Directions >>
Using the records below, reproduce exactly the lines from the one containing "Type out the text in this image." through the end, and nothing more; skip the images.

Source records >>
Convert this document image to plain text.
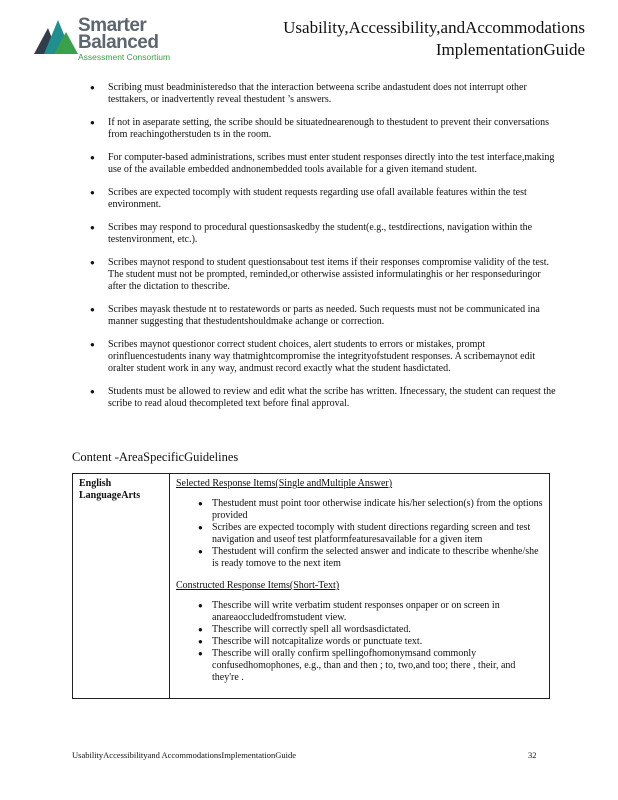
Smarter
Balanced
Assessment Consortium
Usability,Accessibility,andAccommodations
ImplementationGuide
● Scribing must beadministeredso that the interaction betweena scribe andastudent does not interrupt other testtakers, or inadvertently reveal thestudent ’s answers.
● If not in aseparate setting, the scribe should be situatednearenough to thestudent to prevent their conversations from reachingotherstuden ts in the room.
● For computer-based administrations, scribes must enter student responses directly into the test interface,making use of the available embedded andnonembedded tools available for a given itemand student.
● Scribes are expected tocomply with student requests regarding use ofall available features within the test environment.
● Scribes may respond to procedural questionsaskedby the student(e.g., testdirections, navigation within the testenvironment, etc.).
● Scribes maynot respond to student questionsabout test items if their responses compromise validity of the test. The student must not be prompted, reminded,or otherwise assisted informulatinghis or her responseduringor after the dictation to thescribe.
● Scribes mayask thestude nt to restatewords or parts as needed. Such requests must not be communicated ina manner suggesting that thestudentshouldmake achange or correction.
● Scribes maynot questionor correct student choices, alert students to errors or mistakes, prompt orinfluencestudents inany way thatmightcompromise the integrityofstudent responses. A scribemaynot edit oralter student work in any way, andmust record exactly what the student hasdictated.
● Students must be allowed to review and edit what the scribe has written. Ifnecessary, the student can request the scribe to read aloud thecompleted text before final approval.
Content -AreaSpecificGuidelines
English LanguageArts	
Selected Response Items(Single andMultiple Answer)
● Thestudent must point toor otherwise indicate his/her selection(s) from the options provided
● Scribes are expected tocomply with student directions regarding screen and test navigation and useof test platformfeaturesavailable for a given item
● Thestudent will confirm the selected answer and indicate to thescribe whenhe/she is ready tomove to the next item
Constructed Response Items(Short-Text)
● Thescribe will write verbatim student responses onpaper or on screen in anareaoccludedfromstudent view.
● Thescribe will correctly spell all wordsasdictated.
● Thescribe will notcapitalize words or punctuate text.
● Thescribe will orally confirm spellingofhomonymsand commonly confusedhomophones, e.g., than and then ; to, two,and too; there , their, and they're .
UsabilityAccessibilityand AccommodationsImplementationGuide	32
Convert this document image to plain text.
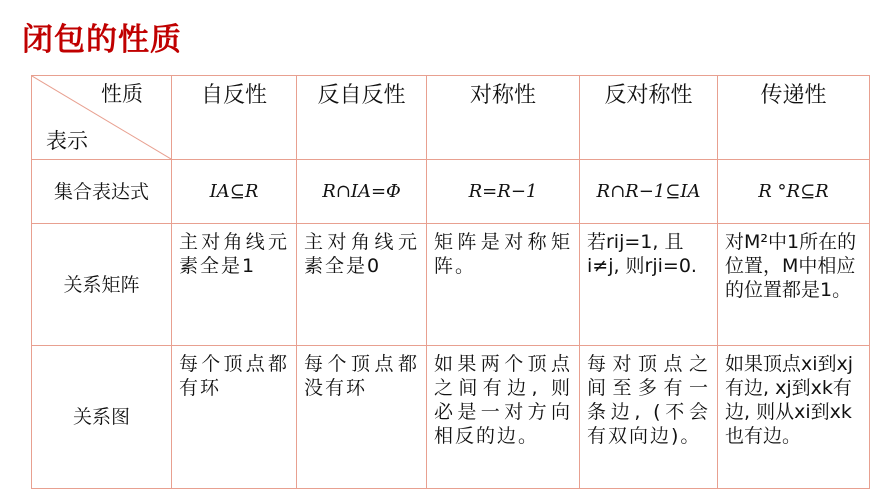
闭包的性质
性质
表示	自反性	反自反性	对称性	反对称性	传递性
集合表达式	IA⊆R	R∩IA=Φ	R=R−1	R∩R−1⊆IA	R °R⊆R
关系矩阵	主对角线元素全是1	主对角线元素全是0	矩阵是对称矩阵。	若rij=1, 且i≠j, 则rji=0.	对M²中1所在的位置，M中相应的位置都是1。
关系图	每个顶点都有环	每个顶点都没有环	如果两个顶点之间有边, 则必是一对方向相反的边。	每对顶点之间至多有一条边, (不会有双向边)。	如果顶点xi到xj有边, xj到xk有边, 则从xi到xk也有边。
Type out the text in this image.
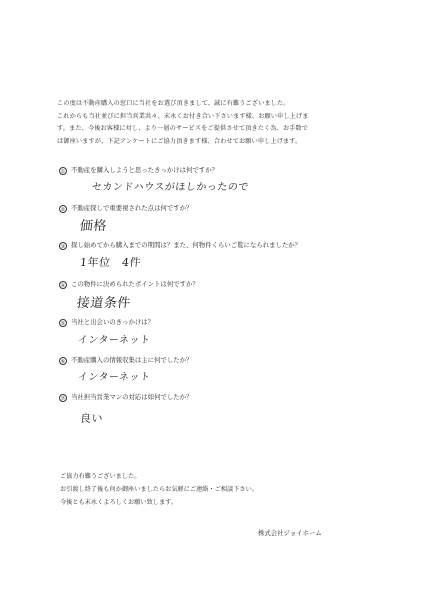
この度は不動産購入の窓口に当社をお選び頂きまして、誠に有難うございました。
これからも当社並びに担当営業共々、末永くお付き合い下さいます様、お願い申し上げま
す。また、今後お客様に対し、より一層のサービスをご提供させて頂きたく為、お手数で
は御座いますが、下記アンケートにご協力頂きます様、合わせてお願い申し上げます。
① 不動産を購入しようと思ったきっかけは何ですか？
セカンドハウスがほしかったので
② 不動産探しで重要視された点は何ですか？
価格
③ 探し始めてから購入までの期間は？また、何物件くらいご覧になられましたか？
1年位　4件
④ この物件に決められたポイントは何ですか？
接道条件
⑤ 当社と出会いのきっかけは？
インターネット
⑥ 不動産購入の情報収集は主に何でしたか？
インターネット
⑦ 当社担当営業マンの対応は如何でしたか？
良い
ご協力有難うございました。
お引渡し終了後も何か御座いましたらお気軽にご連絡・ご相談下さい。
今後とも末永くよろしくお願い致します。
株式会社ジョイホーム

Written solution >>
Type out the text in this image.
この度は不動産購入の窓口に当社をお選び頂きまして、誠に有難うございました。
これからも当社並びに担当営業共々、末永くお付き合い下さいます様、お願い申し上げま
す。また、今後お客様に対し、より一層のサービスをご提供させて頂きたく為、お手数で
は御座いますが、下記アンケートにご協力頂きます様、合わせてお願い申し上げます。
① 不動産を購入しようと思ったきっかけは何ですか？
セカンドハウスがほしかったので
② 不動産探しで重要視された点は何ですか？
価格
③ 探し始めてから購入までの期間は？また、何物件くらいご覧になられましたか？
1年位　4件
④ この物件に決められたポイントは何ですか？
接道条件
⑤ 当社と出会いのきっかけは？
インターネット
⑥ 不動産購入の情報収集は主に何でしたか？
インターネット
⑦ 当社担当営業マンの対応は如何でしたか？
良い
ご協力有難うございました。
お引渡し終了後も何か御座いましたらお気軽にご連絡・ご相談下さい。
今後とも末永くよろしくお願い致します。
株式会社ジョイホーム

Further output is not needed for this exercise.